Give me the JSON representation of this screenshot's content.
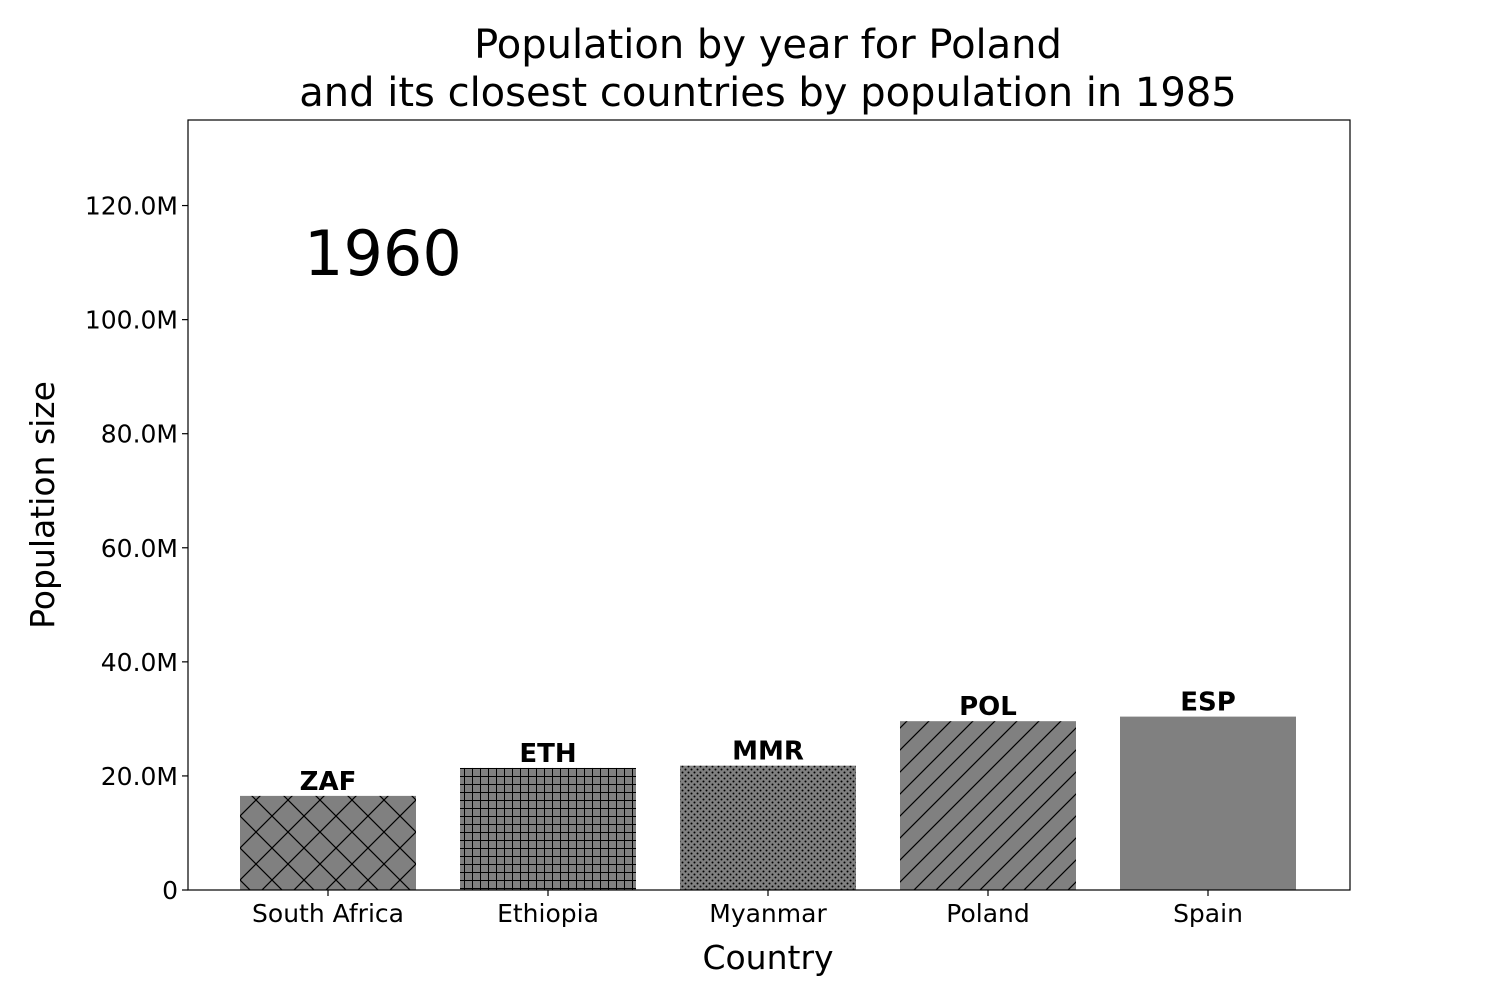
{
  "chart_data": {
    "type": "bar",
    "title_lines": [
      "Population by year for Poland",
      "and its closest countries by population in 1985"
    ],
    "xlabel": "Country",
    "ylabel": "Population size",
    "annotation": "1960",
    "categories": [
      "South Africa",
      "Ethiopia",
      "Myanmar",
      "Poland",
      "Spain"
    ],
    "bar_labels": [
      "ZAF",
      "ETH",
      "MMR",
      "POL",
      "ESP"
    ],
    "values": [
      16.5,
      21.4,
      21.8,
      29.6,
      30.4
    ],
    "value_unit": "millions",
    "patterns": [
      "crosshatch-diagonal",
      "grid",
      "dots",
      "diagonal-lines",
      "solid"
    ],
    "bar_color": "#808080",
    "ylim": [
      0,
      135
    ],
    "yticks": [
      0,
      20,
      40,
      60,
      80,
      100,
      120
    ],
    "ytick_labels": [
      "0",
      "20.0M",
      "40.0M",
      "60.0M",
      "80.0M",
      "100.0M",
      "120.0M"
    ],
    "grid": false,
    "legend": "none"
  }
}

***

* _YOUR TASK_: Exact duplication of all the records is required; pictures are omitted from the copy.

* _TASK SOLUTION_:
Give me the JSON representation of this screenshot's content.
{
  "chart_data": {
    "type": "bar",
    "title_lines": [
      "Population by year for Poland",
      "and its closest countries by population in 1985"
    ],
    "xlabel": "Country",
    "ylabel": "Population size",
    "annotation": "1960",
    "categories": [
      "South Africa",
      "Ethiopia",
      "Myanmar",
      "Poland",
      "Spain"
    ],
    "bar_labels": [
      "ZAF",
      "ETH",
      "MMR",
      "POL",
      "ESP"
    ],
    "values": [
      16.5,
      21.4,
      21.8,
      29.6,
      30.4
    ],
    "value_unit": "millions",
    "patterns": [
      "crosshatch-diagonal",
      "grid",
      "dots",
      "diagonal-lines",
      "solid"
    ],
    "bar_color": "#808080",
    "ylim": [
      0,
      135
    ],
    "yticks": [
      0,
      20,
      40,
      60,
      80,
      100,
      120
    ],
    "ytick_labels": [
      "0",
      "20.0M",
      "40.0M",
      "60.0M",
      "80.0M",
      "100.0M",
      "120.0M"
    ],
    "grid": false,
    "legend": "none"
  }
}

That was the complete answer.